**EXERCISE DESCRIPTION:**
Would you transcribe all of the data exactly, down to the last character?

**DATA RECORDS:**
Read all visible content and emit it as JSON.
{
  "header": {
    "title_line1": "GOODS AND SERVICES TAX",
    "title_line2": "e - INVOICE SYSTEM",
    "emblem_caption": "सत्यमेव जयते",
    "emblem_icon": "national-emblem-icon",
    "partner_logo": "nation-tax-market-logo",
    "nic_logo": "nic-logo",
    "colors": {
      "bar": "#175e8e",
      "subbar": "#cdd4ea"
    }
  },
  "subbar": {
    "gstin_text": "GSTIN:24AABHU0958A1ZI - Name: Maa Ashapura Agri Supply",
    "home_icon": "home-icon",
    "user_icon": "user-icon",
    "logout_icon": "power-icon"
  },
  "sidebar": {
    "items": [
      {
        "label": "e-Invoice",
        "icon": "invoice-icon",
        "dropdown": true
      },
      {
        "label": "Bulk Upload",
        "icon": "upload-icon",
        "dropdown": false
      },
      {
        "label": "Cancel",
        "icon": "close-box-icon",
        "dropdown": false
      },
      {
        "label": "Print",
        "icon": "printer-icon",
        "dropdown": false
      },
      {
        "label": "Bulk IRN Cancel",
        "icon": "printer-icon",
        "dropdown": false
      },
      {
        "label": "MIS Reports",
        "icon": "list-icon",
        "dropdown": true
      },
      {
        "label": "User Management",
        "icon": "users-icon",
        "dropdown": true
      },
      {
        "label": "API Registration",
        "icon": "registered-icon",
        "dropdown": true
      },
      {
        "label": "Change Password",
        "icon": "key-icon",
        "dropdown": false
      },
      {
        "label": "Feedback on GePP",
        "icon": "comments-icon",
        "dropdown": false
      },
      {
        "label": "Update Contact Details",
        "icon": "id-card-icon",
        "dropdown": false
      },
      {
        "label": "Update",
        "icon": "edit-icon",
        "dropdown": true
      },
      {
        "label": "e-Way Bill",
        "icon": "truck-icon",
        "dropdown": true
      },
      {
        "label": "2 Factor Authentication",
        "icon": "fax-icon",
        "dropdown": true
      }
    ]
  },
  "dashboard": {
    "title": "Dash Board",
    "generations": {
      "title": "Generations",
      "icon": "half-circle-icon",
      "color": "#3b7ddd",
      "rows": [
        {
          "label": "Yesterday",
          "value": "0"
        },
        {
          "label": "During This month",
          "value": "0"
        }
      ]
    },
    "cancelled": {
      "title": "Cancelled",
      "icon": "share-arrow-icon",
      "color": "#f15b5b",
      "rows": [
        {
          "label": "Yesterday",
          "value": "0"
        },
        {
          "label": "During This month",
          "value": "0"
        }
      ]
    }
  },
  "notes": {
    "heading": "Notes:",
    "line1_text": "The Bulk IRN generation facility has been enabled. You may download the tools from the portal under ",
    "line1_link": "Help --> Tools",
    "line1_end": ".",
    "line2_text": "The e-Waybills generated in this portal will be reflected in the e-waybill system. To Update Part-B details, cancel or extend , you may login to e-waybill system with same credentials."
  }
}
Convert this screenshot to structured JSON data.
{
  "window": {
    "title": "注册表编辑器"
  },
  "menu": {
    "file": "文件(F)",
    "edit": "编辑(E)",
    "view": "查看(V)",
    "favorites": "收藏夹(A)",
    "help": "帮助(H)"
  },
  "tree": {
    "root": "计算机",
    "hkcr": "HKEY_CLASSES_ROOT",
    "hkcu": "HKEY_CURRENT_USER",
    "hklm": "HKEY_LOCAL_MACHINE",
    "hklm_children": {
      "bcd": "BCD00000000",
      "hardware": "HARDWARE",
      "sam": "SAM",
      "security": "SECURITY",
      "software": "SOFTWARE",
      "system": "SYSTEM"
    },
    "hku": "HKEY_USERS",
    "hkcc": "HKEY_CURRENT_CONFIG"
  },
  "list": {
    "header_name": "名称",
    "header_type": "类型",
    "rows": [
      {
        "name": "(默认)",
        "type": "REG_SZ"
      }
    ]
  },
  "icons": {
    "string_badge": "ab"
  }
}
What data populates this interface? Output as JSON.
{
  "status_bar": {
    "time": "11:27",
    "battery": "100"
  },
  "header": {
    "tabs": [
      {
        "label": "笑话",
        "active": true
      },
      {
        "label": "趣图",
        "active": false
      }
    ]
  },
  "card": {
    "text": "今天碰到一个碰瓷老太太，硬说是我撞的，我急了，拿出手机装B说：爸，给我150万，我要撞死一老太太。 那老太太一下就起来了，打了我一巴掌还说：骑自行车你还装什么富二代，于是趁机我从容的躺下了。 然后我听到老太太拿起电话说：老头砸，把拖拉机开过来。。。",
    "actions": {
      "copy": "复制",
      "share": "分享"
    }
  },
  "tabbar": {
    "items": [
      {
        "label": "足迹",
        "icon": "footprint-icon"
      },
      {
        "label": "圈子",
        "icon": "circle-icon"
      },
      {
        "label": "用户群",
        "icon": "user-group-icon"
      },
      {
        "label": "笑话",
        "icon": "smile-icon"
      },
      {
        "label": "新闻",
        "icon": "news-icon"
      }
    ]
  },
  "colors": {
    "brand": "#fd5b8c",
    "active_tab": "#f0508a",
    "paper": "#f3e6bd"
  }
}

**OUTPUT:**
Read all visible content and emit it as JSON.
{
  "header": {
    "title_line1": "GOODS AND SERVICES TAX",
    "title_line2": "e - INVOICE SYSTEM",
    "emblem_caption": "सत्यमेव जयते",
    "emblem_icon": "national-emblem-icon",
    "partner_logo": "nation-tax-market-logo",
    "nic_logo": "nic-logo",
    "colors": {
      "bar": "#175e8e",
      "subbar": "#cdd4ea"
    }
  },
  "subbar": {
    "gstin_text": "GSTIN:24AABHU0958A1ZI - Name: Maa Ashapura Agri Supply",
    "home_icon": "home-icon",
    "user_icon": "user-icon",
    "logout_icon": "power-icon"
  },
  "sidebar": {
    "items": [
      {
        "label": "e-Invoice",
        "icon": "invoice-icon",
        "dropdown": true
      },
      {
        "label": "Bulk Upload",
        "icon": "upload-icon",
        "dropdown": false
      },
      {
        "label": "Cancel",
        "icon": "close-box-icon",
        "dropdown": false
      },
      {
        "label": "Print",
        "icon": "printer-icon",
        "dropdown": false
      },
      {
        "label": "Bulk IRN Cancel",
        "icon": "printer-icon",
        "dropdown": false
      },
      {
        "label": "MIS Reports",
        "icon": "list-icon",
        "dropdown": true
      },
      {
        "label": "User Management",
        "icon": "users-icon",
        "dropdown": true
      },
      {
        "label": "API Registration",
        "icon": "registered-icon",
        "dropdown": true
      },
      {
        "label": "Change Password",
        "icon": "key-icon",
        "dropdown": false
      },
      {
        "label": "Feedback on GePP",
        "icon": "comments-icon",
        "dropdown": false
      },
      {
        "label": "Update Contact Details",
        "icon": "id-card-icon",
        "dropdown": false
      },
      {
        "label": "Update",
        "icon": "edit-icon",
        "dropdown": true
      },
      {
        "label": "e-Way Bill",
        "icon": "truck-icon",
        "dropdown": true
      },
      {
        "label": "2 Factor Authentication",
        "icon": "fax-icon",
        "dropdown": true
      }
    ]
  },
  "dashboard": {
    "title": "Dash Board",
    "generations": {
      "title": "Generations",
      "icon": "half-circle-icon",
      "color": "#3b7ddd",
      "rows": [
        {
          "label": "Yesterday",
          "value": "0"
        },
        {
          "label": "During This month",
          "value": "0"
        }
      ]
    },
    "cancelled": {
      "title": "Cancelled",
      "icon": "share-arrow-icon",
      "color": "#f15b5b",
      "rows": [
        {
          "label": "Yesterday",
          "value": "0"
        },
        {
          "label": "During This month",
          "value": "0"
        }
      ]
    }
  },
  "notes": {
    "heading": "Notes:",
    "line1_text": "The Bulk IRN generation facility has been enabled. You may download the tools from the portal under ",
    "line1_link": "Help --> Tools",
    "line1_end": ".",
    "line2_text": "The e-Waybills generated in this portal will be reflected in the e-waybill system. To Update Part-B details, cancel or extend , you may login to e-waybill system with same credentials."
  }
}
Convert this screenshot to structured JSON data.
{
  "window": {
    "title": "注册表编辑器"
  },
  "menu": {
    "file": "文件(F)",
    "edit": "编辑(E)",
    "view": "查看(V)",
    "favorites": "收藏夹(A)",
    "help": "帮助(H)"
  },
  "tree": {
    "root": "计算机",
    "hkcr": "HKEY_CLASSES_ROOT",
    "hkcu": "HKEY_CURRENT_USER",
    "hklm": "HKEY_LOCAL_MACHINE",
    "hklm_children": {
      "bcd": "BCD00000000",
      "hardware": "HARDWARE",
      "sam": "SAM",
      "security": "SECURITY",
      "software": "SOFTWARE",
      "system": "SYSTEM"
    },
    "hku": "HKEY_USERS",
    "hkcc": "HKEY_CURRENT_CONFIG"
  },
  "list": {
    "header_name": "名称",
    "header_type": "类型",
    "rows": [
      {
        "name": "(默认)",
        "type": "REG_SZ"
      }
    ]
  },
  "icons": {
    "string_badge": "ab"
  }
}
What data populates this interface? Output as JSON.
{
  "status_bar": {
    "time": "11:27",
    "battery": "100"
  },
  "header": {
    "tabs": [
      {
        "label": "笑话",
        "active": true
      },
      {
        "label": "趣图",
        "active": false
      }
    ]
  },
  "card": {
    "text": "今天碰到一个碰瓷老太太，硬说是我撞的，我急了，拿出手机装B说：爸，给我150万，我要撞死一老太太。 那老太太一下就起来了，打了我一巴掌还说：骑自行车你还装什么富二代，于是趁机我从容的躺下了。 然后我听到老太太拿起电话说：老头砸，把拖拉机开过来。。。",
    "actions": {
      "copy": "复制",
      "share": "分享"
    }
  },
  "tabbar": {
    "items": [
      {
        "label": "足迹",
        "icon": "footprint-icon"
      },
      {
        "label": "圈子",
        "icon": "circle-icon"
      },
      {
        "label": "用户群",
        "icon": "user-group-icon"
      },
      {
        "label": "笑话",
        "icon": "smile-icon"
      },
      {
        "label": "新闻",
        "icon": "news-icon"
      }
    ]
  },
  "colors": {
    "brand": "#fd5b8c",
    "active_tab": "#f0508a",
    "paper": "#f3e6bd"
  }
}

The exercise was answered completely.